Dataset excerpts
════════
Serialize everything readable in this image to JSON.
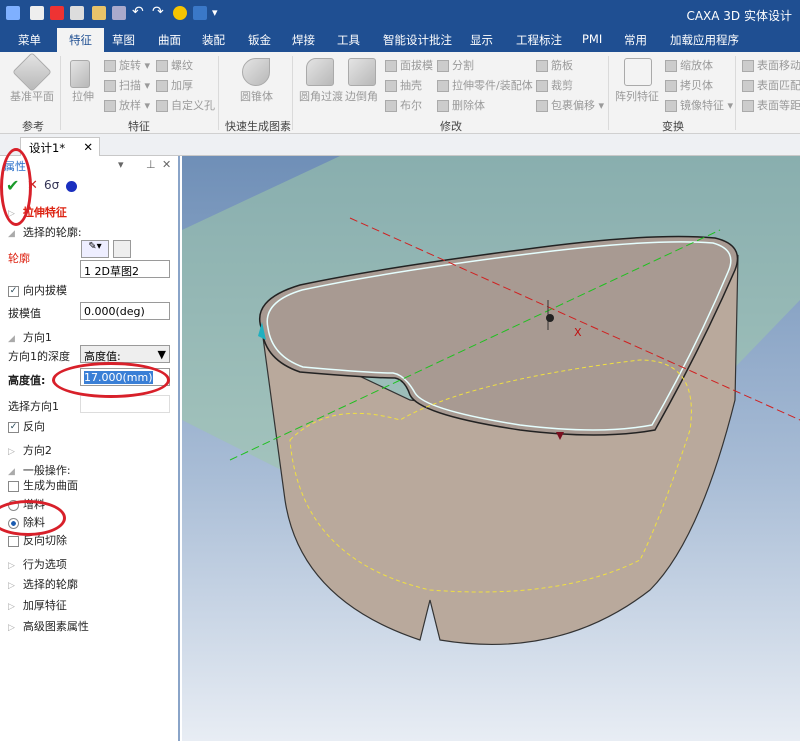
{
  "app_title": "CAXA 3D 实体设计",
  "quick_access": [
    "app-menu-icon",
    "new-icon",
    "close-doc-icon",
    "doc-icon",
    "open-icon",
    "save-icon",
    "undo-icon",
    "redo-icon",
    "bulb-icon",
    "tree-icon",
    "dropdown-icon"
  ],
  "tabs": [
    "菜单",
    "特征",
    "草图",
    "曲面",
    "装配",
    "钣金",
    "焊接",
    "工具",
    "智能设计批注",
    "显示",
    "工程标注",
    "PMI",
    "常用",
    "加载应用程序"
  ],
  "ribbon": {
    "ref": {
      "big": "基准平面",
      "group": "参考"
    },
    "feature": {
      "big": "拉伸",
      "items": [
        "旋转",
        "扫描",
        "放样",
        "螺纹",
        "加厚",
        "自定义孔"
      ],
      "group": "特征"
    },
    "quick": {
      "big": "圆锥体",
      "group": "快速生成图素"
    },
    "modify": {
      "big1": "圆角过渡",
      "big2": "边倒角",
      "items": [
        "面拔模",
        "抽壳",
        "布尔",
        "分割",
        "拉伸零件/装配体",
        "删除体",
        "筋板",
        "裁剪",
        "包裹偏移"
      ],
      "group": "修改"
    },
    "transform": {
      "big": "阵列特征",
      "items": [
        "缩放体",
        "拷贝体",
        "镜像特征"
      ],
      "group": "变换"
    },
    "direct": {
      "items": [
        "表面移动",
        "表面匹配",
        "表面等距"
      ]
    }
  },
  "doc_tab": "设计1*",
  "panel": {
    "title": "属性",
    "feature_title": "拉伸特征",
    "sec_profile": "选择的轮廓:",
    "profile_label": "轮廓",
    "profile_value": "1    2D草图2",
    "draft_inward": "向内拔模",
    "draft_label": "拔模值",
    "draft_value": "0.000(deg)",
    "dir1": "方向1",
    "depth_label": "方向1的深度",
    "depth_value": "高度值:",
    "height_label": "高度值:",
    "height_value": "17.000(mm)",
    "select_dir": "选择方向1",
    "reverse": "反向",
    "dir2": "方向2",
    "general": "一般操作:",
    "as_surface": "生成为曲面",
    "add": "增料",
    "remove": "除料",
    "reverse_cut": "反向切除",
    "behavior": "行为选项",
    "sel_profile2": "选择的轮廓",
    "thicken": "加厚特征",
    "advanced": "高级图素属性"
  },
  "axis_label": "X"
}
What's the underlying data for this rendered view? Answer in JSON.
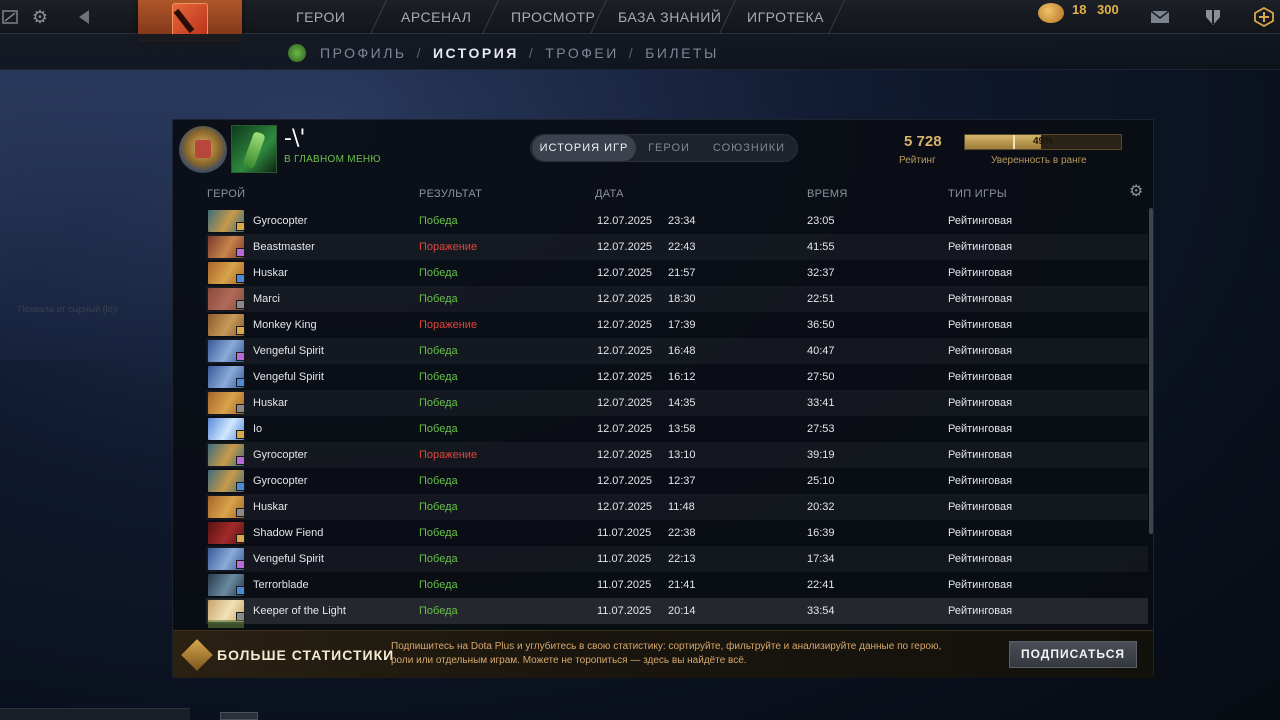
{
  "topbar": {
    "nav": [
      "ГЕРОИ",
      "АРСЕНАЛ",
      "ПРОСМОТР",
      "БАЗА ЗНАНИЙ",
      "ИГРОТЕКА"
    ],
    "currency_a": "18",
    "currency_b": "300"
  },
  "subnav": {
    "items": [
      "ПРОФИЛЬ",
      "ИСТОРИЯ",
      "ТРОФЕИ",
      "БИЛЕТЫ"
    ],
    "separator": "/",
    "active": "ИСТОРИЯ"
  },
  "profile": {
    "name": "-\\'",
    "status": "В ГЛАВНОМ МЕНЮ",
    "rating_value": "5 728",
    "rating_label": "Рейтинг",
    "confidence_value": 0.49,
    "confidence_text": "49%",
    "confidence_label": "Уверенность в ранге"
  },
  "tabs": [
    "ИСТОРИЯ ИГР",
    "ГЕРОИ",
    "СОЮЗНИКИ"
  ],
  "table": {
    "headers": [
      "ГЕРОЙ",
      "РЕЗУЛЬТАТ",
      "ДАТА",
      "ВРЕМЯ",
      "ТИП ИГРЫ"
    ],
    "rows": [
      {
        "hero": "Gyrocopter",
        "result": "Победа",
        "win": true,
        "date": "12.07.2025",
        "time": "23:34",
        "duration": "23:05",
        "type": "Рейтинговая"
      },
      {
        "hero": "Beastmaster",
        "result": "Поражение",
        "win": false,
        "date": "12.07.2025",
        "time": "22:43",
        "duration": "41:55",
        "type": "Рейтинговая"
      },
      {
        "hero": "Huskar",
        "result": "Победа",
        "win": true,
        "date": "12.07.2025",
        "time": "21:57",
        "duration": "32:37",
        "type": "Рейтинговая"
      },
      {
        "hero": "Marci",
        "result": "Победа",
        "win": true,
        "date": "12.07.2025",
        "time": "18:30",
        "duration": "22:51",
        "type": "Рейтинговая"
      },
      {
        "hero": "Monkey King",
        "result": "Поражение",
        "win": false,
        "date": "12.07.2025",
        "time": "17:39",
        "duration": "36:50",
        "type": "Рейтинговая"
      },
      {
        "hero": "Vengeful Spirit",
        "result": "Победа",
        "win": true,
        "date": "12.07.2025",
        "time": "16:48",
        "duration": "40:47",
        "type": "Рейтинговая"
      },
      {
        "hero": "Vengeful Spirit",
        "result": "Победа",
        "win": true,
        "date": "12.07.2025",
        "time": "16:12",
        "duration": "27:50",
        "type": "Рейтинговая"
      },
      {
        "hero": "Huskar",
        "result": "Победа",
        "win": true,
        "date": "12.07.2025",
        "time": "14:35",
        "duration": "33:41",
        "type": "Рейтинговая"
      },
      {
        "hero": "Io",
        "result": "Победа",
        "win": true,
        "date": "12.07.2025",
        "time": "13:58",
        "duration": "27:53",
        "type": "Рейтинговая"
      },
      {
        "hero": "Gyrocopter",
        "result": "Поражение",
        "win": false,
        "date": "12.07.2025",
        "time": "13:10",
        "duration": "39:19",
        "type": "Рейтинговая"
      },
      {
        "hero": "Gyrocopter",
        "result": "Победа",
        "win": true,
        "date": "12.07.2025",
        "time": "12:37",
        "duration": "25:10",
        "type": "Рейтинговая"
      },
      {
        "hero": "Huskar",
        "result": "Победа",
        "win": true,
        "date": "12.07.2025",
        "time": "11:48",
        "duration": "20:32",
        "type": "Рейтинговая"
      },
      {
        "hero": "Shadow Fiend",
        "result": "Победа",
        "win": true,
        "date": "11.07.2025",
        "time": "22:38",
        "duration": "16:39",
        "type": "Рейтинговая"
      },
      {
        "hero": "Vengeful Spirit",
        "result": "Победа",
        "win": true,
        "date": "11.07.2025",
        "time": "22:13",
        "duration": "17:34",
        "type": "Рейтинговая"
      },
      {
        "hero": "Terrorblade",
        "result": "Победа",
        "win": true,
        "date": "11.07.2025",
        "time": "21:41",
        "duration": "22:41",
        "type": "Рейтинговая"
      },
      {
        "hero": "Keeper of the Light",
        "result": "Победа",
        "win": true,
        "date": "11.07.2025",
        "time": "20:14",
        "duration": "33:54",
        "type": "Рейтинговая"
      }
    ]
  },
  "promo": {
    "title": "БОЛЬШЕ СТАТИСТИКИ",
    "text": "Подпишитесь на Dota Plus и углубитесь в свою статистику: сортируйте, фильтруйте и анализируйте данные по герою, роли или отдельным играм. Можете не торопиться — здесь вы найдёте всё.",
    "button": "ПОДПИСАТЬСЯ"
  },
  "side_ghost": "Похвала от сырный (lo)!",
  "colors": {
    "win": "#66c147",
    "loss": "#e0463a",
    "accent_gold": "#d8b46a",
    "status_green": "#6cc04a"
  },
  "icons": [
    "news-icon",
    "settings-gear-icon",
    "back-arrow-icon",
    "dota-logo-icon",
    "shards-coin-icon",
    "mail-icon",
    "armory-icon",
    "dota-plus-icon",
    "table-settings-gear-icon",
    "rank-medal-icon"
  ]
}
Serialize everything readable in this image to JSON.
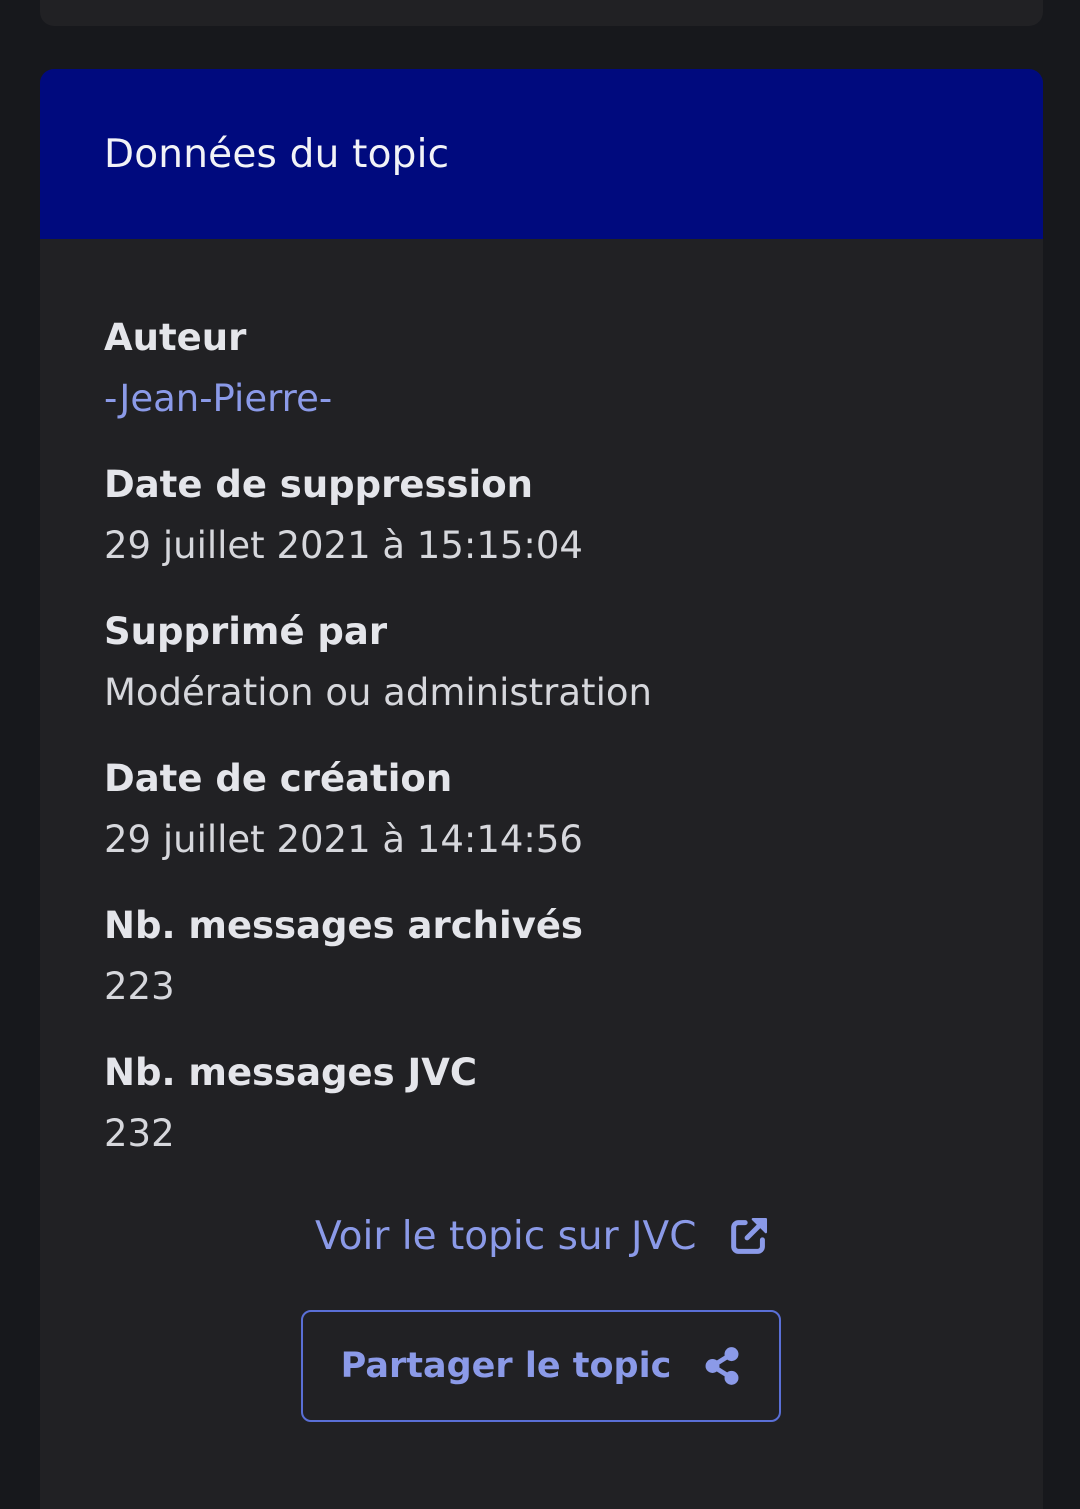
════════
:: What the task asks ::
Print each entry shown above with exact wording and no pictures.

:: Completed task ::
Serialize everything readable in this image to JSON.
{
  "app_title": "CAXA 3D 实体设计",
  "quick_access": [
    "app-menu-icon",
    "new-icon",
    "close-doc-icon",
    "doc-icon",
    "open-icon",
    "save-icon",
    "undo-icon",
    "redo-icon",
    "bulb-icon",
    "tree-icon",
    "dropdown-icon"
  ],
  "tabs": [
    "菜单",
    "特征",
    "草图",
    "曲面",
    "装配",
    "钣金",
    "焊接",
    "工具",
    "智能设计批注",
    "显示",
    "工程标注",
    "PMI",
    "常用",
    "加载应用程序"
  ],
  "ribbon": {
    "ref": {
      "big": "基准平面",
      "group": "参考"
    },
    "feature": {
      "big": "拉伸",
      "items": [
        "旋转",
        "扫描",
        "放样",
        "螺纹",
        "加厚",
        "自定义孔"
      ],
      "group": "特征"
    },
    "quick": {
      "big": "圆锥体",
      "group": "快速生成图素"
    },
    "modify": {
      "big1": "圆角过渡",
      "big2": "边倒角",
      "items": [
        "面拔模",
        "抽壳",
        "布尔",
        "分割",
        "拉伸零件/装配体",
        "删除体",
        "筋板",
        "裁剪",
        "包裹偏移"
      ],
      "group": "修改"
    },
    "transform": {
      "big": "阵列特征",
      "items": [
        "缩放体",
        "拷贝体",
        "镜像特征"
      ],
      "group": "变换"
    },
    "direct": {
      "items": [
        "表面移动",
        "表面匹配",
        "表面等距"
      ]
    }
  },
  "doc_tab": "设计1*",
  "panel": {
    "title": "属性",
    "feature_title": "拉伸特征",
    "sec_profile": "选择的轮廓:",
    "profile_label": "轮廓",
    "profile_value": "1    2D草图2",
    "draft_inward": "向内拔模",
    "draft_label": "拔模值",
    "draft_value": "0.000(deg)",
    "dir1": "方向1",
    "depth_label": "方向1的深度",
    "depth_value": "高度值:",
    "height_label": "高度值:",
    "height_value": "17.000(mm)",
    "select_dir": "选择方向1",
    "reverse": "反向",
    "dir2": "方向2",
    "general": "一般操作:",
    "as_surface": "生成为曲面",
    "add": "增料",
    "remove": "除料",
    "reverse_cut": "反向切除",
    "behavior": "行为选项",
    "sel_profile2": "选择的轮廓",
    "thicken": "加厚特征",
    "advanced": "高级图素属性"
  },
  "axis_label": "X"
}
What's the underlying data for this rendered view? Answer in JSON.
{
  "topbar": {
    "nav": [
      "ГЕРОИ",
      "АРСЕНАЛ",
      "ПРОСМОТР",
      "БАЗА ЗНАНИЙ",
      "ИГРОТЕКА"
    ],
    "currency_a": "18",
    "currency_b": "300"
  },
  "subnav": {
    "items": [
      "ПРОФИЛЬ",
      "ИСТОРИЯ",
      "ТРОФЕИ",
      "БИЛЕТЫ"
    ],
    "separator": "/",
    "active": "ИСТОРИЯ"
  },
  "profile": {
    "name": "-\\'",
    "status": "В ГЛАВНОМ МЕНЮ",
    "rating_value": "5 728",
    "rating_label": "Рейтинг",
    "confidence_value": 0.49,
    "confidence_text": "49%",
    "confidence_label": "Уверенность в ранге"
  },
  "tabs": [
    "ИСТОРИЯ ИГР",
    "ГЕРОИ",
    "СОЮЗНИКИ"
  ],
  "table": {
    "headers": [
      "ГЕРОЙ",
      "РЕЗУЛЬТАТ",
      "ДАТА",
      "ВРЕМЯ",
      "ТИП ИГРЫ"
    ],
    "rows": [
      {
        "hero": "Gyrocopter",
        "result": "Победа",
        "win": true,
        "date": "12.07.2025",
        "time": "23:34",
        "duration": "23:05",
        "type": "Рейтинговая"
      },
      {
        "hero": "Beastmaster",
        "result": "Поражение",
        "win": false,
        "date": "12.07.2025",
        "time": "22:43",
        "duration": "41:55",
        "type": "Рейтинговая"
      },
      {
        "hero": "Huskar",
        "result": "Победа",
        "win": true,
        "date": "12.07.2025",
        "time": "21:57",
        "duration": "32:37",
        "type": "Рейтинговая"
      },
      {
        "hero": "Marci",
        "result": "Победа",
        "win": true,
        "date": "12.07.2025",
        "time": "18:30",
        "duration": "22:51",
        "type": "Рейтинговая"
      },
      {
        "hero": "Monkey King",
        "result": "Поражение",
        "win": false,
        "date": "12.07.2025",
        "time": "17:39",
        "duration": "36:50",
        "type": "Рейтинговая"
      },
      {
        "hero": "Vengeful Spirit",
        "result": "Победа",
        "win": true,
        "date": "12.07.2025",
        "time": "16:48",
        "duration": "40:47",
        "type": "Рейтинговая"
      },
      {
        "hero": "Vengeful Spirit",
        "result": "Победа",
        "win": true,
        "date": "12.07.2025",
        "time": "16:12",
        "duration": "27:50",
        "type": "Рейтинговая"
      },
      {
        "hero": "Huskar",
        "result": "Победа",
        "win": true,
        "date": "12.07.2025",
        "time": "14:35",
        "duration": "33:41",
        "type": "Рейтинговая"
      },
      {
        "hero": "Io",
        "result": "Победа",
        "win": true,
        "date": "12.07.2025",
        "time": "13:58",
        "duration": "27:53",
        "type": "Рейтинговая"
      },
      {
        "hero": "Gyrocopter",
        "result": "Поражение",
        "win": false,
        "date": "12.07.2025",
        "time": "13:10",
        "duration": "39:19",
        "type": "Рейтинговая"
      },
      {
        "hero": "Gyrocopter",
        "result": "Победа",
        "win": true,
        "date": "12.07.2025",
        "time": "12:37",
        "duration": "25:10",
        "type": "Рейтинговая"
      },
      {
        "hero": "Huskar",
        "result": "Победа",
        "win": true,
        "date": "12.07.2025",
        "time": "11:48",
        "duration": "20:32",
        "type": "Рейтинговая"
      },
      {
        "hero": "Shadow Fiend",
        "result": "Победа",
        "win": true,
        "date": "11.07.2025",
        "time": "22:38",
        "duration": "16:39",
        "type": "Рейтинговая"
      },
      {
        "hero": "Vengeful Spirit",
        "result": "Победа",
        "win": true,
        "date": "11.07.2025",
        "time": "22:13",
        "duration": "17:34",
        "type": "Рейтинговая"
      },
      {
        "hero": "Terrorblade",
        "result": "Победа",
        "win": true,
        "date": "11.07.2025",
        "time": "21:41",
        "duration": "22:41",
        "type": "Рейтинговая"
      },
      {
        "hero": "Keeper of the Light",
        "result": "Победа",
        "win": true,
        "date": "11.07.2025",
        "time": "20:14",
        "duration": "33:54",
        "type": "Рейтинговая"
      }
    ]
  },
  "promo": {
    "title": "БОЛЬШЕ СТАТИСТИКИ",
    "text": "Подпишитесь на Dota Plus и углубитесь в свою статистику: сортируйте, фильтруйте и анализируйте данные по герою, роли или отдельным играм. Можете не торопиться — здесь вы найдёте всё.",
    "button": "ПОДПИСАТЬСЯ"
  },
  "side_ghost": "Похвала от сырный (lo)!",
  "colors": {
    "win": "#66c147",
    "loss": "#e0463a",
    "accent_gold": "#d8b46a",
    "status_green": "#6cc04a"
  },
  "icons": [
    "news-icon",
    "settings-gear-icon",
    "back-arrow-icon",
    "dota-logo-icon",
    "shards-coin-icon",
    "mail-icon",
    "armory-icon",
    "dota-plus-icon",
    "table-settings-gear-icon",
    "rank-medal-icon"
  ]
}
Serialize everything readable in this image to JSON.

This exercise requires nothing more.